→ What to work on:
Pick out each line below containing "徐州市第一人民医院".

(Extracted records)

○ ○ ○ ○ ○ ○ ○

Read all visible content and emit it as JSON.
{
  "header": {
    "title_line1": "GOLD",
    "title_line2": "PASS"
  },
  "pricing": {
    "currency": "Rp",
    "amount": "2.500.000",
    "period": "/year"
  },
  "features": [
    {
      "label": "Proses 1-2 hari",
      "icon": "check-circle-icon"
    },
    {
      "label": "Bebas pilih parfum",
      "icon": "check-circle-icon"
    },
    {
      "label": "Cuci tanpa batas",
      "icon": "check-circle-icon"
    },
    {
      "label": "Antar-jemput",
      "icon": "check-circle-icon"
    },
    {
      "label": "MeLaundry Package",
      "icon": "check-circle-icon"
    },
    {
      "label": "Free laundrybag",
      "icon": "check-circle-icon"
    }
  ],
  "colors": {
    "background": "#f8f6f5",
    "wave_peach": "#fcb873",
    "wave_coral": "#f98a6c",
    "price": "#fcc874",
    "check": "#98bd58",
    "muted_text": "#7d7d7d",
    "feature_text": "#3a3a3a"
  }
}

○ ○ ○ ○ ○ ○ ○

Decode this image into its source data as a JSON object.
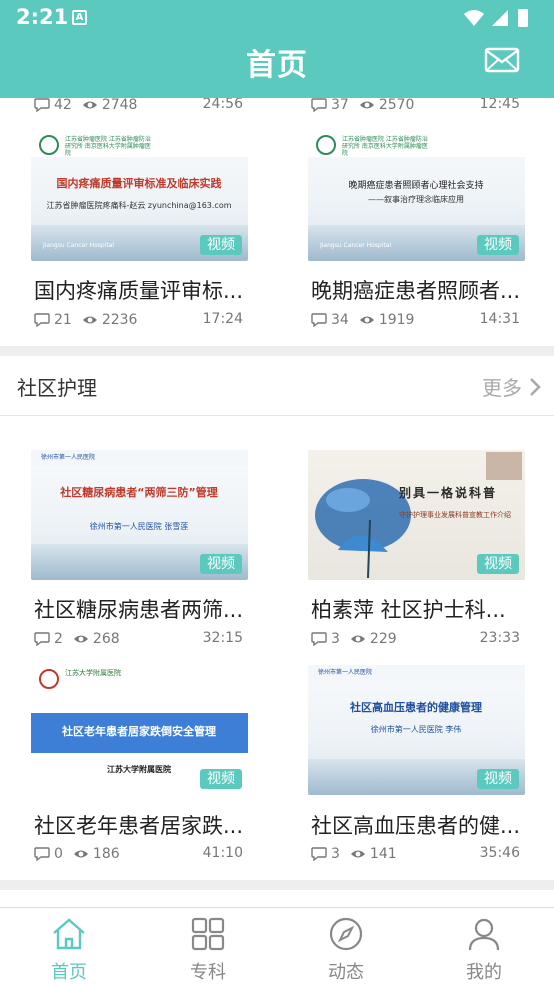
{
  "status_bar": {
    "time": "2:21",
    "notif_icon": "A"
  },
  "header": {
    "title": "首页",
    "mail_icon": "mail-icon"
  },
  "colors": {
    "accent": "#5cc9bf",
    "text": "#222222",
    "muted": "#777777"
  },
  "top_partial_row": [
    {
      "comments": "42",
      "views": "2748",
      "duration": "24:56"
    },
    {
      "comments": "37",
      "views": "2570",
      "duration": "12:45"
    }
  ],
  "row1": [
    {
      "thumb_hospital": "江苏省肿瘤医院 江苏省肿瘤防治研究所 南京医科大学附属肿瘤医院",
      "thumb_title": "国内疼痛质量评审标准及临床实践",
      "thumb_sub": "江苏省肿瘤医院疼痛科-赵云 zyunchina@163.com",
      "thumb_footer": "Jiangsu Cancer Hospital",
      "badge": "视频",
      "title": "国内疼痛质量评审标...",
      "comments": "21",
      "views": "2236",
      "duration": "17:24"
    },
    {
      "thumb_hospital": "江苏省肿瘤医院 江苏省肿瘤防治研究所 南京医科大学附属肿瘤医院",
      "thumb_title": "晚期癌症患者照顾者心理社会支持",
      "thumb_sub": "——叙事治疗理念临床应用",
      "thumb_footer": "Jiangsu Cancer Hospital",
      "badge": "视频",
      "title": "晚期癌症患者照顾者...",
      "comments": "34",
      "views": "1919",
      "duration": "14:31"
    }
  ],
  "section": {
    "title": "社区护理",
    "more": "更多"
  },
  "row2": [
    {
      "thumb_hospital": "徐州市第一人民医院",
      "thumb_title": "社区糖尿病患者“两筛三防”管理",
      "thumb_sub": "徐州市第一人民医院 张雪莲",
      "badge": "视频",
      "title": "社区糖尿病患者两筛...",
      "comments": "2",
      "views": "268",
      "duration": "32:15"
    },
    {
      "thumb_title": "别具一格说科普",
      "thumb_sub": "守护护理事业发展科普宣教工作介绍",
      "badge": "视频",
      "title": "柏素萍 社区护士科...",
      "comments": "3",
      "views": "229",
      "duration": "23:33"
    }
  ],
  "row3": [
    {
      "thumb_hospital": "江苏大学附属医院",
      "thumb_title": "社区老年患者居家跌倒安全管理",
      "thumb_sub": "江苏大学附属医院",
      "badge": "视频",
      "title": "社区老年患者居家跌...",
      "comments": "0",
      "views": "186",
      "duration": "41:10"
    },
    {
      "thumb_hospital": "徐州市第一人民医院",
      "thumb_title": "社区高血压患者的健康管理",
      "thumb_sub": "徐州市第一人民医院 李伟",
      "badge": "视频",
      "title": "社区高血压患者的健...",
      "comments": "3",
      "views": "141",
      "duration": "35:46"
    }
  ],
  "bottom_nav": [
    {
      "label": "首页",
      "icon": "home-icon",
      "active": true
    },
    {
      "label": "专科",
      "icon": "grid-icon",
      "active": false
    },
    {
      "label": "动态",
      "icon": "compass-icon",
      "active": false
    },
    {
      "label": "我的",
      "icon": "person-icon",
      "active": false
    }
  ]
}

○ ○ ○ ○ ○ ○ ○

→ In response:
      "thumb_hospital": "徐州市第一人民医院",
      "thumb_sub": "徐州市第一人民医院 张雪莲",
      "thumb_hospital": "徐州市第一人民医院",
      "thumb_sub": "徐州市第一人民医院 李伟",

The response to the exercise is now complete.